EXERCISE INPUTS:
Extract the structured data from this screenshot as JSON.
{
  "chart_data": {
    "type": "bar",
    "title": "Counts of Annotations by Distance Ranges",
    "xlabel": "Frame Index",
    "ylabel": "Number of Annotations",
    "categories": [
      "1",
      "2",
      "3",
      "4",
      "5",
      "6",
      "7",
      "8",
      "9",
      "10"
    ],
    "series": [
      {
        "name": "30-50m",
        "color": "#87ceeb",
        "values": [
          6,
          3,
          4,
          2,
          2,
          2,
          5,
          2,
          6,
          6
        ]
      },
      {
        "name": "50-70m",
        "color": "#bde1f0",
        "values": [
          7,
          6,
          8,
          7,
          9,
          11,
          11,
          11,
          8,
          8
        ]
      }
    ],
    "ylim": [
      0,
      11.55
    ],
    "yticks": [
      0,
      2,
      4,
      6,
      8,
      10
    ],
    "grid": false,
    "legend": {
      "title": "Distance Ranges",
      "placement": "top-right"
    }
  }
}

WHAT YOU ARE ASKED TO DO: Return the number of lines that include the word "Annotations", and nothing else.

SOLUTION: 2